» **STATED PROBLEM**
Set each record down exactly, excluding all images.

» **PROVIDED INFORMATION**
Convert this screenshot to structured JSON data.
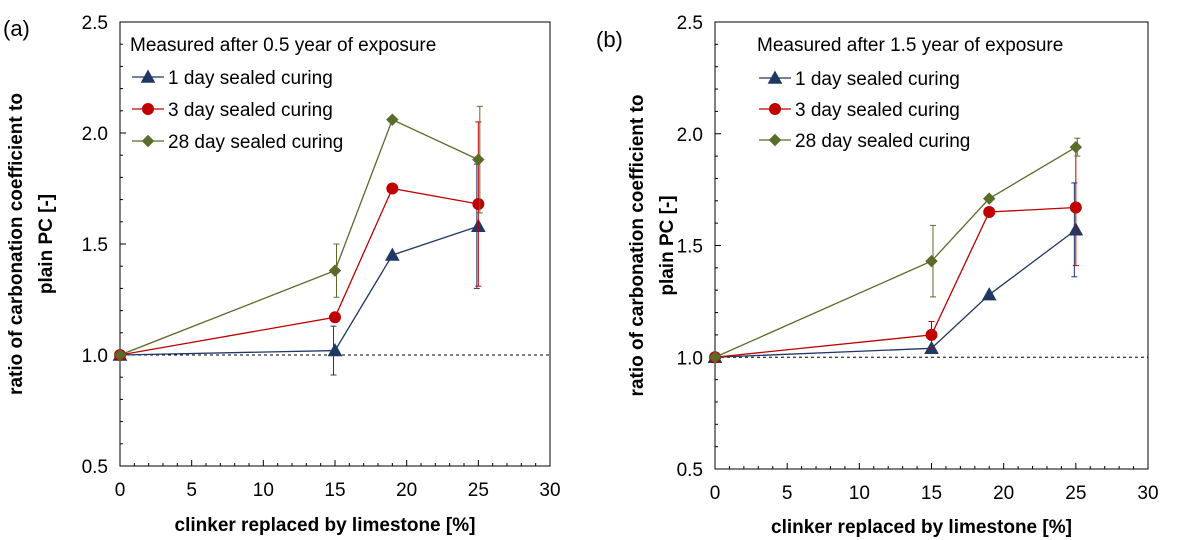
{
  "chart_data": [
    {
      "type": "line",
      "panel_label": "(a)",
      "title": "Measured after 0.5 year of exposure",
      "xlabel": "clinker replaced by limestone [%]",
      "ylabel_line1": "ratio of carbonation coefficient to",
      "ylabel_line2": "plain PC [-]",
      "xlim": [
        0,
        30
      ],
      "ylim": [
        0.5,
        2.5
      ],
      "xticks": [
        "0",
        "5",
        "10",
        "15",
        "20",
        "25",
        "30"
      ],
      "yticks": [
        "0.5",
        "1.0",
        "1.5",
        "2.0",
        "2.5"
      ],
      "reference_line": 1.0,
      "legend_position": "top-left",
      "series": [
        {
          "name": "1 day sealed curing",
          "color": "#1f3864",
          "marker": "triangle",
          "x": [
            0,
            15,
            19,
            25
          ],
          "y": [
            1.0,
            1.02,
            1.45,
            1.58
          ],
          "err": [
            [
              0,
              0
            ],
            [
              0.11,
              0.11
            ],
            [
              0,
              0
            ],
            [
              0.28,
              0.28
            ]
          ]
        },
        {
          "name": "3 day sealed curing",
          "color": "#c00000",
          "marker": "circle",
          "x": [
            0,
            15,
            19,
            25
          ],
          "y": [
            1.0,
            1.17,
            1.75,
            1.68
          ],
          "err": [
            [
              0,
              0
            ],
            [
              0,
              0
            ],
            [
              0,
              0
            ],
            [
              0.37,
              0.37
            ]
          ]
        },
        {
          "name": "28 day sealed curing",
          "color": "#5b6b2a",
          "marker": "diamond",
          "x": [
            0,
            15,
            19,
            25
          ],
          "y": [
            1.0,
            1.38,
            2.06,
            1.88
          ],
          "err": [
            [
              0,
              0
            ],
            [
              0.12,
              0.12
            ],
            [
              0,
              0
            ],
            [
              0.24,
              0.24
            ]
          ]
        }
      ]
    },
    {
      "type": "line",
      "panel_label": "(b)",
      "title": "Measured after 1.5 year of exposure",
      "xlabel": "clinker replaced by limestone [%]",
      "ylabel_line1": "ratio of carbonation coefficient to",
      "ylabel_line2": "plain PC [-]",
      "xlim": [
        0,
        30
      ],
      "ylim": [
        0.5,
        2.5
      ],
      "xticks": [
        "0",
        "5",
        "10",
        "15",
        "20",
        "25",
        "30"
      ],
      "yticks": [
        "0.5",
        "1.0",
        "1.5",
        "2.0",
        "2.5"
      ],
      "reference_line": 1.0,
      "legend_position": "top-left",
      "series": [
        {
          "name": "1 day sealed curing",
          "color": "#1f3864",
          "marker": "triangle",
          "x": [
            0,
            15,
            19,
            25
          ],
          "y": [
            1.0,
            1.04,
            1.28,
            1.57
          ],
          "err": [
            [
              0,
              0
            ],
            [
              0,
              0
            ],
            [
              0,
              0
            ],
            [
              0.21,
              0.21
            ]
          ]
        },
        {
          "name": "3 day sealed curing",
          "color": "#c00000",
          "marker": "circle",
          "x": [
            0,
            15,
            19,
            25
          ],
          "y": [
            1.0,
            1.1,
            1.65,
            1.67
          ],
          "err": [
            [
              0,
              0
            ],
            [
              0.06,
              0.06
            ],
            [
              0,
              0
            ],
            [
              0.26,
              0.26
            ]
          ]
        },
        {
          "name": "28 day sealed curing",
          "color": "#5b6b2a",
          "marker": "diamond",
          "x": [
            0,
            15,
            19,
            25
          ],
          "y": [
            1.0,
            1.43,
            1.71,
            1.94
          ],
          "err": [
            [
              0,
              0
            ],
            [
              0.16,
              0.16
            ],
            [
              0,
              0
            ],
            [
              0.04,
              0.04
            ]
          ]
        }
      ]
    }
  ]
}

» **FINAL RESULT**
Convert this screenshot to structured JSON data.
{
  "chart_data": [
    {
      "type": "line",
      "panel_label": "(a)",
      "title": "Measured after 0.5 year of exposure",
      "xlabel": "clinker replaced by limestone [%]",
      "ylabel_line1": "ratio of carbonation coefficient to",
      "ylabel_line2": "plain PC [-]",
      "xlim": [
        0,
        30
      ],
      "ylim": [
        0.5,
        2.5
      ],
      "xticks": [
        "0",
        "5",
        "10",
        "15",
        "20",
        "25",
        "30"
      ],
      "yticks": [
        "0.5",
        "1.0",
        "1.5",
        "2.0",
        "2.5"
      ],
      "reference_line": 1.0,
      "legend_position": "top-left",
      "series": [
        {
          "name": "1 day sealed curing",
          "color": "#1f3864",
          "marker": "triangle",
          "x": [
            0,
            15,
            19,
            25
          ],
          "y": [
            1.0,
            1.02,
            1.45,
            1.58
          ],
          "err": [
            [
              0,
              0
            ],
            [
              0.11,
              0.11
            ],
            [
              0,
              0
            ],
            [
              0.28,
              0.28
            ]
          ]
        },
        {
          "name": "3 day sealed curing",
          "color": "#c00000",
          "marker": "circle",
          "x": [
            0,
            15,
            19,
            25
          ],
          "y": [
            1.0,
            1.17,
            1.75,
            1.68
          ],
          "err": [
            [
              0,
              0
            ],
            [
              0,
              0
            ],
            [
              0,
              0
            ],
            [
              0.37,
              0.37
            ]
          ]
        },
        {
          "name": "28 day sealed curing",
          "color": "#5b6b2a",
          "marker": "diamond",
          "x": [
            0,
            15,
            19,
            25
          ],
          "y": [
            1.0,
            1.38,
            2.06,
            1.88
          ],
          "err": [
            [
              0,
              0
            ],
            [
              0.12,
              0.12
            ],
            [
              0,
              0
            ],
            [
              0.24,
              0.24
            ]
          ]
        }
      ]
    },
    {
      "type": "line",
      "panel_label": "(b)",
      "title": "Measured after 1.5 year of exposure",
      "xlabel": "clinker replaced by limestone [%]",
      "ylabel_line1": "ratio of carbonation coefficient to",
      "ylabel_line2": "plain PC [-]",
      "xlim": [
        0,
        30
      ],
      "ylim": [
        0.5,
        2.5
      ],
      "xticks": [
        "0",
        "5",
        "10",
        "15",
        "20",
        "25",
        "30"
      ],
      "yticks": [
        "0.5",
        "1.0",
        "1.5",
        "2.0",
        "2.5"
      ],
      "reference_line": 1.0,
      "legend_position": "top-left",
      "series": [
        {
          "name": "1 day sealed curing",
          "color": "#1f3864",
          "marker": "triangle",
          "x": [
            0,
            15,
            19,
            25
          ],
          "y": [
            1.0,
            1.04,
            1.28,
            1.57
          ],
          "err": [
            [
              0,
              0
            ],
            [
              0,
              0
            ],
            [
              0,
              0
            ],
            [
              0.21,
              0.21
            ]
          ]
        },
        {
          "name": "3 day sealed curing",
          "color": "#c00000",
          "marker": "circle",
          "x": [
            0,
            15,
            19,
            25
          ],
          "y": [
            1.0,
            1.1,
            1.65,
            1.67
          ],
          "err": [
            [
              0,
              0
            ],
            [
              0.06,
              0.06
            ],
            [
              0,
              0
            ],
            [
              0.26,
              0.26
            ]
          ]
        },
        {
          "name": "28 day sealed curing",
          "color": "#5b6b2a",
          "marker": "diamond",
          "x": [
            0,
            15,
            19,
            25
          ],
          "y": [
            1.0,
            1.43,
            1.71,
            1.94
          ],
          "err": [
            [
              0,
              0
            ],
            [
              0.16,
              0.16
            ],
            [
              0,
              0
            ],
            [
              0.04,
              0.04
            ]
          ]
        }
      ]
    }
  ]
}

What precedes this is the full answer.